Take the material below and write it all out again exactly.
----- Stored rows
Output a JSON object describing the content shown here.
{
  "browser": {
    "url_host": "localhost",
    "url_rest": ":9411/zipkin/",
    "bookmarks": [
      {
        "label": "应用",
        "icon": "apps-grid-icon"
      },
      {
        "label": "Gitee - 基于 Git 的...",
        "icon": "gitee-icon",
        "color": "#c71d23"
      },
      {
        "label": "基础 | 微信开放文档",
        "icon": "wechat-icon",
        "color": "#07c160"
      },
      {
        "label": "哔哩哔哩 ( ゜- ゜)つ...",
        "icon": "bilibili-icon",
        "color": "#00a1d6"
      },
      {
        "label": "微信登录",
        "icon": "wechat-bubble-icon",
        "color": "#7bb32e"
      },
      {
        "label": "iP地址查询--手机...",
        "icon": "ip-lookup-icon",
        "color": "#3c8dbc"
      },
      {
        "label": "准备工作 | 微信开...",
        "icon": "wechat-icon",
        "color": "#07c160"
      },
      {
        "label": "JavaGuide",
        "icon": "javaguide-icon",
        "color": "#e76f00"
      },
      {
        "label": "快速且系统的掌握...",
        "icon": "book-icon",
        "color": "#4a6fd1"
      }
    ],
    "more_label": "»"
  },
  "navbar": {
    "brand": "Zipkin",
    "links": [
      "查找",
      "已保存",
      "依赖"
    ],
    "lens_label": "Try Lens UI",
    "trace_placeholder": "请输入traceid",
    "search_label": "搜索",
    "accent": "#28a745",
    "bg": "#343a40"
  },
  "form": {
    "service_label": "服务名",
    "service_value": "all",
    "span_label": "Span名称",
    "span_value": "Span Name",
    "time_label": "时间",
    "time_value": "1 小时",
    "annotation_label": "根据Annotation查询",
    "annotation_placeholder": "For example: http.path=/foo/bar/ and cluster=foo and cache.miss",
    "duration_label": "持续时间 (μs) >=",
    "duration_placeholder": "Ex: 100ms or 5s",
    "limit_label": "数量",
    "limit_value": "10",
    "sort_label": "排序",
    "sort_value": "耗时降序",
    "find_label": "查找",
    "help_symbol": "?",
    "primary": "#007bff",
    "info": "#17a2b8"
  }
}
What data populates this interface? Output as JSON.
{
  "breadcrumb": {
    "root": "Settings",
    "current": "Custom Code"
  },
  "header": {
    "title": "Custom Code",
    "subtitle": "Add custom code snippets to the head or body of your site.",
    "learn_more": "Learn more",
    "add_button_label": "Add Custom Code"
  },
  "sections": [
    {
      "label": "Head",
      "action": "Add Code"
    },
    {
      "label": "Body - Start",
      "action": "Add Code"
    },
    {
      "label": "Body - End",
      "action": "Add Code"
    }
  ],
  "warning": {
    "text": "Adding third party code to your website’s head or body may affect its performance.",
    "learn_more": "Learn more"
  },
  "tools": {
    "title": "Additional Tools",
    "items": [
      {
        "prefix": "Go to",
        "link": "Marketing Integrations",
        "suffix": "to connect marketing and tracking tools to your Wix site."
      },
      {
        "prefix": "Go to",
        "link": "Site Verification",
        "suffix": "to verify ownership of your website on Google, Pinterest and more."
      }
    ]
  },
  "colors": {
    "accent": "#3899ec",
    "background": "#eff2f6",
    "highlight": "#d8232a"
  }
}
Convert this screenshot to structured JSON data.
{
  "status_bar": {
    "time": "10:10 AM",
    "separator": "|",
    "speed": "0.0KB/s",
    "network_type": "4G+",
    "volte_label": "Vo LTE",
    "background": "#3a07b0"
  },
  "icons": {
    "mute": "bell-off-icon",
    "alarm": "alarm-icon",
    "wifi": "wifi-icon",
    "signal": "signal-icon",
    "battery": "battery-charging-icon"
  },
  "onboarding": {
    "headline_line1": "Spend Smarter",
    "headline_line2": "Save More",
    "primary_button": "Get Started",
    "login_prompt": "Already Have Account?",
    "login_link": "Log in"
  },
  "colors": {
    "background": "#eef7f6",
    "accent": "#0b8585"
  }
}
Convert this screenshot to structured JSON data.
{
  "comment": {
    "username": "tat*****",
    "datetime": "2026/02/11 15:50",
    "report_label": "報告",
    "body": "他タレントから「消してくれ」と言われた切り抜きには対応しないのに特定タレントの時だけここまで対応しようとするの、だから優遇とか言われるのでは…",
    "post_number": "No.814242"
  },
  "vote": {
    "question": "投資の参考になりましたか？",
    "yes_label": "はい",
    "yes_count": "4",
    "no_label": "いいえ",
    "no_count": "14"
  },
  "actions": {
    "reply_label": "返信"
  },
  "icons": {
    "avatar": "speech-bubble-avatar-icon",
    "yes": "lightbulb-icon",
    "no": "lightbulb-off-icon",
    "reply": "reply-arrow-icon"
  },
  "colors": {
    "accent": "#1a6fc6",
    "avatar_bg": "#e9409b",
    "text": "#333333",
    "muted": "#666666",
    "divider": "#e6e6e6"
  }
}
----------
_Task answer:_
Output a JSON object describing the content shown here.
{
  "browser": {
    "url_host": "localhost",
    "url_rest": ":9411/zipkin/",
    "bookmarks": [
      {
        "label": "应用",
        "icon": "apps-grid-icon"
      },
      {
        "label": "Gitee - 基于 Git 的...",
        "icon": "gitee-icon",
        "color": "#c71d23"
      },
      {
        "label": "基础 | 微信开放文档",
        "icon": "wechat-icon",
        "color": "#07c160"
      },
      {
        "label": "哔哩哔哩 ( ゜- ゜)つ...",
        "icon": "bilibili-icon",
        "color": "#00a1d6"
      },
      {
        "label": "微信登录",
        "icon": "wechat-bubble-icon",
        "color": "#7bb32e"
      },
      {
        "label": "iP地址查询--手机...",
        "icon": "ip-lookup-icon",
        "color": "#3c8dbc"
      },
      {
        "label": "准备工作 | 微信开...",
        "icon": "wechat-icon",
        "color": "#07c160"
      },
      {
        "label": "JavaGuide",
        "icon": "javaguide-icon",
        "color": "#e76f00"
      },
      {
        "label": "快速且系统的掌握...",
        "icon": "book-icon",
        "color": "#4a6fd1"
      }
    ],
    "more_label": "»"
  },
  "navbar": {
    "brand": "Zipkin",
    "links": [
      "查找",
      "已保存",
      "依赖"
    ],
    "lens_label": "Try Lens UI",
    "trace_placeholder": "请输入traceid",
    "search_label": "搜索",
    "accent": "#28a745",
    "bg": "#343a40"
  },
  "form": {
    "service_label": "服务名",
    "service_value": "all",
    "span_label": "Span名称",
    "span_value": "Span Name",
    "time_label": "时间",
    "time_value": "1 小时",
    "annotation_label": "根据Annotation查询",
    "annotation_placeholder": "For example: http.path=/foo/bar/ and cluster=foo and cache.miss",
    "duration_label": "持续时间 (μs) >=",
    "duration_placeholder": "Ex: 100ms or 5s",
    "limit_label": "数量",
    "limit_value": "10",
    "sort_label": "排序",
    "sort_value": "耗时降序",
    "find_label": "查找",
    "help_symbol": "?",
    "primary": "#007bff",
    "info": "#17a2b8"
  }
}
What data populates this interface? Output as JSON.
{
  "breadcrumb": {
    "root": "Settings",
    "current": "Custom Code"
  },
  "header": {
    "title": "Custom Code",
    "subtitle": "Add custom code snippets to the head or body of your site.",
    "learn_more": "Learn more",
    "add_button_label": "Add Custom Code"
  },
  "sections": [
    {
      "label": "Head",
      "action": "Add Code"
    },
    {
      "label": "Body - Start",
      "action": "Add Code"
    },
    {
      "label": "Body - End",
      "action": "Add Code"
    }
  ],
  "warning": {
    "text": "Adding third party code to your website’s head or body may affect its performance.",
    "learn_more": "Learn more"
  },
  "tools": {
    "title": "Additional Tools",
    "items": [
      {
        "prefix": "Go to",
        "link": "Marketing Integrations",
        "suffix": "to connect marketing and tracking tools to your Wix site."
      },
      {
        "prefix": "Go to",
        "link": "Site Verification",
        "suffix": "to verify ownership of your website on Google, Pinterest and more."
      }
    ]
  },
  "colors": {
    "accent": "#3899ec",
    "background": "#eff2f6",
    "highlight": "#d8232a"
  }
}
Convert this screenshot to structured JSON data.
{
  "status_bar": {
    "time": "10:10 AM",
    "separator": "|",
    "speed": "0.0KB/s",
    "network_type": "4G+",
    "volte_label": "Vo LTE",
    "background": "#3a07b0"
  },
  "icons": {
    "mute": "bell-off-icon",
    "alarm": "alarm-icon",
    "wifi": "wifi-icon",
    "signal": "signal-icon",
    "battery": "battery-charging-icon"
  },
  "onboarding": {
    "headline_line1": "Spend Smarter",
    "headline_line2": "Save More",
    "primary_button": "Get Started",
    "login_prompt": "Already Have Account?",
    "login_link": "Log in"
  },
  "colors": {
    "background": "#eef7f6",
    "accent": "#0b8585"
  }
}
Convert this screenshot to structured JSON data.
{
  "comment": {
    "username": "tat*****",
    "datetime": "2026/02/11 15:50",
    "report_label": "報告",
    "body": "他タレントから「消してくれ」と言われた切り抜きには対応しないのに特定タレントの時だけここまで対応しようとするの、だから優遇とか言われるのでは…",
    "post_number": "No.814242"
  },
  "vote": {
    "question": "投資の参考になりましたか？",
    "yes_label": "はい",
    "yes_count": "4",
    "no_label": "いいえ",
    "no_count": "14"
  },
  "actions": {
    "reply_label": "返信"
  },
  "icons": {
    "avatar": "speech-bubble-avatar-icon",
    "yes": "lightbulb-icon",
    "no": "lightbulb-off-icon",
    "reply": "reply-arrow-icon"
  },
  "colors": {
    "accent": "#1a6fc6",
    "avatar_bg": "#e9409b",
    "text": "#333333",
    "muted": "#666666",
    "divider": "#e6e6e6"
  }
}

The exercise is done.